Find every line in the records below that contains the string "preferences" and copy each of those lines in full.

*** DATA FOR THE TASK ***

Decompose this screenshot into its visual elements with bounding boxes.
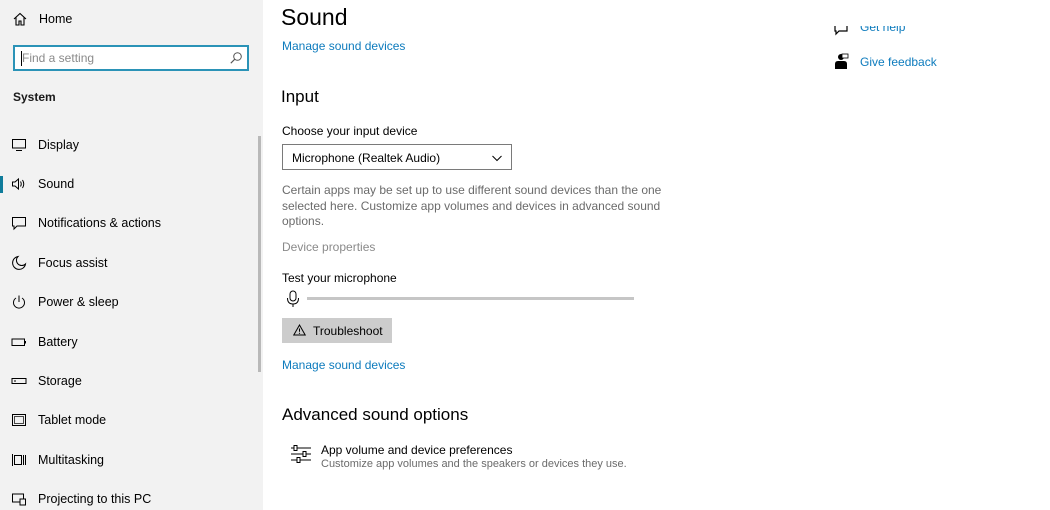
choose-input-device-label: Choose your input device (282, 124, 418, 138)
sidebar-item-label: Projecting to this PC (38, 492, 152, 506)
app-volume-subtitle: Customize app volumes and the speakers o… (321, 458, 627, 470)
sidebar-item-label: Power & sleep (38, 295, 119, 309)
get-help-label: Get help (860, 26, 906, 34)
input-heading: Input (281, 87, 319, 106)
search-icon[interactable] (229, 51, 243, 65)
display-icon (12, 139, 26, 151)
test-microphone-label: Test your microphone (282, 271, 397, 285)
sliders-icon (291, 445, 311, 463)
sidebar-item-focus-assist[interactable]: Focus assist (0, 248, 262, 278)
settings-window: Home Find a setting System Display Sound… (0, 0, 1050, 510)
power-icon (13, 295, 25, 309)
home-label: Home (39, 12, 73, 26)
search-placeholder: Find a setting (22, 51, 95, 65)
sidebar-item-label: Display (38, 138, 79, 152)
microphone-icon (287, 290, 299, 307)
give-feedback-link[interactable]: Give feedback (833, 52, 963, 72)
sidebar-item-projecting[interactable]: Projecting to this PC (0, 484, 262, 510)
battery-icon (11, 338, 26, 346)
speaker-icon (12, 177, 25, 191)
troubleshoot-label: Troubleshoot (313, 324, 383, 338)
sidebar-item-label: Storage (38, 374, 82, 388)
sidebar-item-label: Sound (38, 177, 75, 191)
app-volume-preferences-item[interactable]: App volume and device preferences Custom… (288, 440, 668, 476)
warning-icon (293, 324, 306, 336)
give-feedback-label: Give feedback (860, 55, 937, 69)
home-icon (13, 12, 27, 26)
sidebar-item-power-sleep[interactable]: Power & sleep (0, 287, 262, 317)
troubleshoot-button[interactable]: Troubleshoot (282, 318, 392, 343)
multitasking-icon (12, 454, 26, 466)
sidebar-item-storage[interactable]: Storage (0, 366, 262, 396)
sidebar-item-label: Focus assist (38, 256, 108, 270)
manage-sound-devices-link-bottom[interactable]: Manage sound devices (282, 358, 405, 372)
sidebar-item-sound[interactable]: Sound (0, 169, 262, 199)
projecting-icon (12, 493, 26, 506)
input-device-description: Certain apps may be set up to use differ… (282, 183, 662, 228)
moon-icon (12, 255, 27, 270)
sidebar-scrollbar[interactable] (258, 136, 261, 372)
section-label-system: System (13, 90, 56, 104)
sidebar-item-multitasking[interactable]: Multitasking (0, 445, 262, 475)
manage-sound-devices-link[interactable]: Manage sound devices (282, 39, 405, 53)
sidebar-item-label: Battery (38, 335, 78, 349)
microphone-level-meter (307, 297, 634, 300)
feedback-icon (835, 53, 849, 69)
sidebar-item-tablet-mode[interactable]: Tablet mode (0, 405, 262, 435)
dropdown-selected-value: Microphone (Realtek Audio) (292, 151, 441, 165)
tablet-icon (12, 414, 26, 426)
input-device-dropdown[interactable]: Microphone (Realtek Audio) (282, 144, 512, 170)
sidebar-item-label: Tablet mode (38, 413, 107, 427)
text-cursor (21, 51, 22, 66)
chevron-down-icon (492, 155, 502, 162)
home-nav-item[interactable]: Home (0, 7, 263, 33)
sidebar-item-notifications[interactable]: Notifications & actions (0, 208, 262, 238)
notification-icon (12, 217, 26, 231)
sidebar-item-battery[interactable]: Battery (0, 327, 262, 357)
app-volume-title: App volume and device preferences (321, 443, 513, 457)
advanced-sound-options-heading: Advanced sound options (282, 405, 469, 424)
storage-icon (11, 378, 27, 384)
search-input[interactable]: Find a setting (13, 45, 249, 71)
sidebar-item-label: Notifications & actions (38, 216, 161, 230)
sidebar-item-display[interactable]: Display (0, 130, 262, 160)
get-help-link[interactable]: Get help (833, 26, 953, 42)
sidebar: Home Find a setting System Display Sound… (0, 0, 263, 510)
page-title: Sound (281, 4, 348, 30)
sidebar-item-label: Multitasking (38, 453, 104, 467)
device-properties-link[interactable]: Device properties (282, 240, 375, 254)
help-icon (834, 26, 848, 36)
selection-indicator (0, 176, 3, 193)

***

• **FINAL RESULT**
app-volume-preferences-item[interactable]: App volume and device preferences Custom… (288, 440, 668, 476)
app-volume-title: App volume and device preferences (321, 443, 513, 457)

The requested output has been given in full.